▶ [Dataset records]:

■ ■ ■ ■ ■ ■ ■

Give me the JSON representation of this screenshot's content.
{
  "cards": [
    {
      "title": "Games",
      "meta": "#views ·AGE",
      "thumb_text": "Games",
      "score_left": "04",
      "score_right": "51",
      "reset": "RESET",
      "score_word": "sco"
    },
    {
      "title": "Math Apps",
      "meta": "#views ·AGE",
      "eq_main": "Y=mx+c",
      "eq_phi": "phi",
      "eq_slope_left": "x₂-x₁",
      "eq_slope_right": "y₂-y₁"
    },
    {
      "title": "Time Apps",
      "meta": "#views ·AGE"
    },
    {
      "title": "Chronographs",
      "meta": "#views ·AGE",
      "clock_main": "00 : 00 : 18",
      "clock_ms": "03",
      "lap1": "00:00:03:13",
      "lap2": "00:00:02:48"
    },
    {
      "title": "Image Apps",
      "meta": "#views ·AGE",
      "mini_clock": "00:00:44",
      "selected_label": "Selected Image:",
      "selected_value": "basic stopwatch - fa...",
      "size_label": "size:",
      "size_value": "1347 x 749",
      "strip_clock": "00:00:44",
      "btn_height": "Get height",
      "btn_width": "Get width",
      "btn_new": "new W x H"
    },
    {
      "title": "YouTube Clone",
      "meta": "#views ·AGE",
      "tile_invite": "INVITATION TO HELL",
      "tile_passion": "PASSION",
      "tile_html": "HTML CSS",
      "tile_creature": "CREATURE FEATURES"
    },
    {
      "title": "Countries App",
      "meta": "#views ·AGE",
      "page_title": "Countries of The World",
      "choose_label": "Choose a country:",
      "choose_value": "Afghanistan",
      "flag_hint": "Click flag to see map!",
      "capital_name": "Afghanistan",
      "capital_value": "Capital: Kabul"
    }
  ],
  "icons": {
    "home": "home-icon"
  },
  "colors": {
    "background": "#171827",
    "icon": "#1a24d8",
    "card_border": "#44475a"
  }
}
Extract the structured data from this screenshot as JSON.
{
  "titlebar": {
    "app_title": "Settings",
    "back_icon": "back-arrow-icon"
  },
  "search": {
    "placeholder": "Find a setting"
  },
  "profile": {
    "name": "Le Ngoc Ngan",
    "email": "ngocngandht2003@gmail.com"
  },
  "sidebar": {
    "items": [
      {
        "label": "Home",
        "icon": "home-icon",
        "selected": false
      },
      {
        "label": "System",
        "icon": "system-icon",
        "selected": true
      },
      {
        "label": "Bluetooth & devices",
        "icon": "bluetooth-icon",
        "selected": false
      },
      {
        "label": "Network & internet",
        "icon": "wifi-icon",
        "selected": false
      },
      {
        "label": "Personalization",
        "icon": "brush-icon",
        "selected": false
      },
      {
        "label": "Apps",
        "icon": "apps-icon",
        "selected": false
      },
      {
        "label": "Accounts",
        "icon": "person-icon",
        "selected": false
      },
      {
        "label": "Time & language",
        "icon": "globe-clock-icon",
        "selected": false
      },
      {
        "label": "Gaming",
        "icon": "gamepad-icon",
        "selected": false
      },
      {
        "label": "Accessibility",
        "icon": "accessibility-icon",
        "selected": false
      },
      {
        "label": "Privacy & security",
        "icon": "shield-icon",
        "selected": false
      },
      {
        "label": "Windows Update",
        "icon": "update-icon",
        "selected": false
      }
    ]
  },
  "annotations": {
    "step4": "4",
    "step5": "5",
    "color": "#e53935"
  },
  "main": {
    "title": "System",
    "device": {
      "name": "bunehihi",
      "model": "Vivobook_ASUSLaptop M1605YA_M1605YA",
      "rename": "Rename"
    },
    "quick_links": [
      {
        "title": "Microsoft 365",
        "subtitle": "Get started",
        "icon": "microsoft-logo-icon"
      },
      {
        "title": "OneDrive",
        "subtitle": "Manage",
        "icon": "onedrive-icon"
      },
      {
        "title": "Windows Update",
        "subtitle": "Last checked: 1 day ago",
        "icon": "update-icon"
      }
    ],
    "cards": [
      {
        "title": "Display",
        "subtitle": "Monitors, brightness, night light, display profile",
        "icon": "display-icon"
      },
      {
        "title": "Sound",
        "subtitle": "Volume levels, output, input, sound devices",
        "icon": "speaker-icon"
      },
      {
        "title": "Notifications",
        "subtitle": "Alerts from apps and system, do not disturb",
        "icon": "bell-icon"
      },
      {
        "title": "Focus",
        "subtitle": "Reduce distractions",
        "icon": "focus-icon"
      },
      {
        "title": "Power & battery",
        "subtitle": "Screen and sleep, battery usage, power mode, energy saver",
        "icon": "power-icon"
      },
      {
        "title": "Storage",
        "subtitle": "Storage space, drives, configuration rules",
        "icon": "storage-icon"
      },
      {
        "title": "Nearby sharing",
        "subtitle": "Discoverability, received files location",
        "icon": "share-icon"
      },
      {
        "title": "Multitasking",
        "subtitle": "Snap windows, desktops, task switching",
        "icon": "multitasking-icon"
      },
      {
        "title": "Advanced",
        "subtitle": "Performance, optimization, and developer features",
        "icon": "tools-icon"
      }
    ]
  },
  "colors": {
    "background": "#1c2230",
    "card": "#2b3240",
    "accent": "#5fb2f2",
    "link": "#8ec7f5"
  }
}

■ ■ ■ ■ ■ ■ ■

▶ [AIM]:
Extract all of the data exactly as written.

▶ [EXERCISE SOLUTION]:
Give me the JSON representation of this screenshot's content.
{
  "cards": [
    {
      "title": "Games",
      "meta": "#views ·AGE",
      "thumb_text": "Games",
      "score_left": "04",
      "score_right": "51",
      "reset": "RESET",
      "score_word": "sco"
    },
    {
      "title": "Math Apps",
      "meta": "#views ·AGE",
      "eq_main": "Y=mx+c",
      "eq_phi": "phi",
      "eq_slope_left": "x₂-x₁",
      "eq_slope_right": "y₂-y₁"
    },
    {
      "title": "Time Apps",
      "meta": "#views ·AGE"
    },
    {
      "title": "Chronographs",
      "meta": "#views ·AGE",
      "clock_main": "00 : 00 : 18",
      "clock_ms": "03",
      "lap1": "00:00:03:13",
      "lap2": "00:00:02:48"
    },
    {
      "title": "Image Apps",
      "meta": "#views ·AGE",
      "mini_clock": "00:00:44",
      "selected_label": "Selected Image:",
      "selected_value": "basic stopwatch - fa...",
      "size_label": "size:",
      "size_value": "1347 x 749",
      "strip_clock": "00:00:44",
      "btn_height": "Get height",
      "btn_width": "Get width",
      "btn_new": "new W x H"
    },
    {
      "title": "YouTube Clone",
      "meta": "#views ·AGE",
      "tile_invite": "INVITATION TO HELL",
      "tile_passion": "PASSION",
      "tile_html": "HTML CSS",
      "tile_creature": "CREATURE FEATURES"
    },
    {
      "title": "Countries App",
      "meta": "#views ·AGE",
      "page_title": "Countries of The World",
      "choose_label": "Choose a country:",
      "choose_value": "Afghanistan",
      "flag_hint": "Click flag to see map!",
      "capital_name": "Afghanistan",
      "capital_value": "Capital: Kabul"
    }
  ],
  "icons": {
    "home": "home-icon"
  },
  "colors": {
    "background": "#171827",
    "icon": "#1a24d8",
    "card_border": "#44475a"
  }
}
Extract the structured data from this screenshot as JSON.
{
  "titlebar": {
    "app_title": "Settings",
    "back_icon": "back-arrow-icon"
  },
  "search": {
    "placeholder": "Find a setting"
  },
  "profile": {
    "name": "Le Ngoc Ngan",
    "email": "ngocngandht2003@gmail.com"
  },
  "sidebar": {
    "items": [
      {
        "label": "Home",
        "icon": "home-icon",
        "selected": false
      },
      {
        "label": "System",
        "icon": "system-icon",
        "selected": true
      },
      {
        "label": "Bluetooth & devices",
        "icon": "bluetooth-icon",
        "selected": false
      },
      {
        "label": "Network & internet",
        "icon": "wifi-icon",
        "selected": false
      },
      {
        "label": "Personalization",
        "icon": "brush-icon",
        "selected": false
      },
      {
        "label": "Apps",
        "icon": "apps-icon",
        "selected": false
      },
      {
        "label": "Accounts",
        "icon": "person-icon",
        "selected": false
      },
      {
        "label": "Time & language",
        "icon": "globe-clock-icon",
        "selected": false
      },
      {
        "label": "Gaming",
        "icon": "gamepad-icon",
        "selected": false
      },
      {
        "label": "Accessibility",
        "icon": "accessibility-icon",
        "selected": false
      },
      {
        "label": "Privacy & security",
        "icon": "shield-icon",
        "selected": false
      },
      {
        "label": "Windows Update",
        "icon": "update-icon",
        "selected": false
      }
    ]
  },
  "annotations": {
    "step4": "4",
    "step5": "5",
    "color": "#e53935"
  },
  "main": {
    "title": "System",
    "device": {
      "name": "bunehihi",
      "model": "Vivobook_ASUSLaptop M1605YA_M1605YA",
      "rename": "Rename"
    },
    "quick_links": [
      {
        "title": "Microsoft 365",
        "subtitle": "Get started",
        "icon": "microsoft-logo-icon"
      },
      {
        "title": "OneDrive",
        "subtitle": "Manage",
        "icon": "onedrive-icon"
      },
      {
        "title": "Windows Update",
        "subtitle": "Last checked: 1 day ago",
        "icon": "update-icon"
      }
    ],
    "cards": [
      {
        "title": "Display",
        "subtitle": "Monitors, brightness, night light, display profile",
        "icon": "display-icon"
      },
      {
        "title": "Sound",
        "subtitle": "Volume levels, output, input, sound devices",
        "icon": "speaker-icon"
      },
      {
        "title": "Notifications",
        "subtitle": "Alerts from apps and system, do not disturb",
        "icon": "bell-icon"
      },
      {
        "title": "Focus",
        "subtitle": "Reduce distractions",
        "icon": "focus-icon"
      },
      {
        "title": "Power & battery",
        "subtitle": "Screen and sleep, battery usage, power mode, energy saver",
        "icon": "power-icon"
      },
      {
        "title": "Storage",
        "subtitle": "Storage space, drives, configuration rules",
        "icon": "storage-icon"
      },
      {
        "title": "Nearby sharing",
        "subtitle": "Discoverability, received files location",
        "icon": "share-icon"
      },
      {
        "title": "Multitasking",
        "subtitle": "Snap windows, desktops, task switching",
        "icon": "multitasking-icon"
      },
      {
        "title": "Advanced",
        "subtitle": "Performance, optimization, and developer features",
        "icon": "tools-icon"
      }
    ]
  },
  "colors": {
    "background": "#1c2230",
    "card": "#2b3240",
    "accent": "#5fb2f2",
    "link": "#8ec7f5"
  }
}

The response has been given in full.